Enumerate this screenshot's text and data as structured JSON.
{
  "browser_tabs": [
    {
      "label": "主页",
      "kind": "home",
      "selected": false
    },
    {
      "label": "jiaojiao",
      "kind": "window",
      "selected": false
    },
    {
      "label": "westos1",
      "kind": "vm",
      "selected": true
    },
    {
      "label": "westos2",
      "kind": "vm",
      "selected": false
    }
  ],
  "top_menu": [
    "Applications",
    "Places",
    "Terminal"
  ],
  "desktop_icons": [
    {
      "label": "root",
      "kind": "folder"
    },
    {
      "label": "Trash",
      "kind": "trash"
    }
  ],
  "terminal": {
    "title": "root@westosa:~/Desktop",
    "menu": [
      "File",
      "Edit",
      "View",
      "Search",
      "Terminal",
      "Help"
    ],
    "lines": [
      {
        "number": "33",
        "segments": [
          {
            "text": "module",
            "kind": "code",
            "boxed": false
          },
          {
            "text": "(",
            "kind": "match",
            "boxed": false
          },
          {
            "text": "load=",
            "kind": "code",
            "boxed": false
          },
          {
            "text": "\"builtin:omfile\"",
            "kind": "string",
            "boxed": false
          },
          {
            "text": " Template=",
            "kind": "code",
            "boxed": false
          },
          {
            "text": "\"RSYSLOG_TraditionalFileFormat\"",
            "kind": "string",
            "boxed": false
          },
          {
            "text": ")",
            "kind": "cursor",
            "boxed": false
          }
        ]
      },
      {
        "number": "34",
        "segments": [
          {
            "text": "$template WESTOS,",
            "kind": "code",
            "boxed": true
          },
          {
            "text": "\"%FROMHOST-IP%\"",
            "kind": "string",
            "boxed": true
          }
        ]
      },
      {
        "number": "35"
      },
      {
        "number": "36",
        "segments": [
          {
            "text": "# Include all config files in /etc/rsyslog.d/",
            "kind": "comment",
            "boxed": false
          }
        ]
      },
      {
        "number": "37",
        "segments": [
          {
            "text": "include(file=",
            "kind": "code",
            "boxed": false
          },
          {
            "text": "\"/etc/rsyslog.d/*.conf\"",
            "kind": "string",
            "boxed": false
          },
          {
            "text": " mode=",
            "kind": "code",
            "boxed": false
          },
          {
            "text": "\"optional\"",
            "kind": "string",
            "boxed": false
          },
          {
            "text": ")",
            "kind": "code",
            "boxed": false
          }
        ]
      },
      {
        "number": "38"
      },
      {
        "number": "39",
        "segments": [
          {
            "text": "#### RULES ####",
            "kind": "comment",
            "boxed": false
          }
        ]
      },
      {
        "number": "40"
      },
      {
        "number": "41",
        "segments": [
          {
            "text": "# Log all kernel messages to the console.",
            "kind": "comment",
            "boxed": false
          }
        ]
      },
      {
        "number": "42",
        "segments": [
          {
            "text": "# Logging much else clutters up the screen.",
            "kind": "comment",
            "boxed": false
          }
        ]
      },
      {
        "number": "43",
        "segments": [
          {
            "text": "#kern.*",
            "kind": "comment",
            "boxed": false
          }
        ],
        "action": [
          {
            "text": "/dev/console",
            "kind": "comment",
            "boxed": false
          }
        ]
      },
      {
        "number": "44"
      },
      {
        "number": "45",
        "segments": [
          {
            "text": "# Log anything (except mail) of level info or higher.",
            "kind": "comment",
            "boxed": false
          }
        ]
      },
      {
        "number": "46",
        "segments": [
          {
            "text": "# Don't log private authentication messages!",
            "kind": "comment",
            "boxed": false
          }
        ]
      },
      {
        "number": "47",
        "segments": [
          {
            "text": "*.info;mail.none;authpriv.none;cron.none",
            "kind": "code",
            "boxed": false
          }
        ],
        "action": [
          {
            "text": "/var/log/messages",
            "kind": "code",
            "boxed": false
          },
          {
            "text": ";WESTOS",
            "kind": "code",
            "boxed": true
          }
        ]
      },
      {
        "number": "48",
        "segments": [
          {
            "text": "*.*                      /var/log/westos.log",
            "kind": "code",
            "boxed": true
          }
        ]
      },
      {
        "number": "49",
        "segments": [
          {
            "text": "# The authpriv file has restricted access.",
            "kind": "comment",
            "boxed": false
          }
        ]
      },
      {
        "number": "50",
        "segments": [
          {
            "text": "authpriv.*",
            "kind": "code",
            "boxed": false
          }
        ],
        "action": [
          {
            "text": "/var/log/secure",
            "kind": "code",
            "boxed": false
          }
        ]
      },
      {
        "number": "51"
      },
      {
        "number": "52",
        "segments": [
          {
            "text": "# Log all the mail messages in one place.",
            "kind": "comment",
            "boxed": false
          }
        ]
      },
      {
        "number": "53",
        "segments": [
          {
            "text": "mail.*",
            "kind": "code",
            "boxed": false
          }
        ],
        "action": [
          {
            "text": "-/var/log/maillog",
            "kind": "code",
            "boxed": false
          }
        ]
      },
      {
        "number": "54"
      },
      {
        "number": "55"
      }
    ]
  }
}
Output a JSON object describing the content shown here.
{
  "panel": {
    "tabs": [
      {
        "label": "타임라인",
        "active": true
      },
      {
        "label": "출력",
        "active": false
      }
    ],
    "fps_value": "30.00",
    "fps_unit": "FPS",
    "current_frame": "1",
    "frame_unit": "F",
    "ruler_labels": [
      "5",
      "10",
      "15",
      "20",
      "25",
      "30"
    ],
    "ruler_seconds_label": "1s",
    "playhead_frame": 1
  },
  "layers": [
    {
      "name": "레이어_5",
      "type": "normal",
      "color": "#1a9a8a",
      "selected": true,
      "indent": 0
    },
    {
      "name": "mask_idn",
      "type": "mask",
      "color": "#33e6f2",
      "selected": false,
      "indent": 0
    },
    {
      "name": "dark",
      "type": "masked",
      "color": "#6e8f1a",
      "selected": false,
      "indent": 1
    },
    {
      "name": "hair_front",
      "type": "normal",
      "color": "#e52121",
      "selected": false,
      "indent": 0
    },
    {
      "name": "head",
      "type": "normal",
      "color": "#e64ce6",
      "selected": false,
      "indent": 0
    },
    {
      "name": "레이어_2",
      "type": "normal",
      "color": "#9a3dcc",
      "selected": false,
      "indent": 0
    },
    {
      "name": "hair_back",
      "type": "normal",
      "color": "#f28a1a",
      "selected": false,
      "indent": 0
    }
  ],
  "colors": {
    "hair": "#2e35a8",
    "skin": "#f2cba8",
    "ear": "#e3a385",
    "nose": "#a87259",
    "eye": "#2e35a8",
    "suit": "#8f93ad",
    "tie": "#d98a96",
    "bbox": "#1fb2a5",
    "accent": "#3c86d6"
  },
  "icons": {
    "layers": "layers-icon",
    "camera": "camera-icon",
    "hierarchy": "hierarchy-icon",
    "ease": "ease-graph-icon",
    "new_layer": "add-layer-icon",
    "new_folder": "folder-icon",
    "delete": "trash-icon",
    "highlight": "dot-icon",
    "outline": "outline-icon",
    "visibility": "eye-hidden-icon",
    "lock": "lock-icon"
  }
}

+++

Problem description: Only the number is wanted: how many lines contain the string "name"?

Reply: 7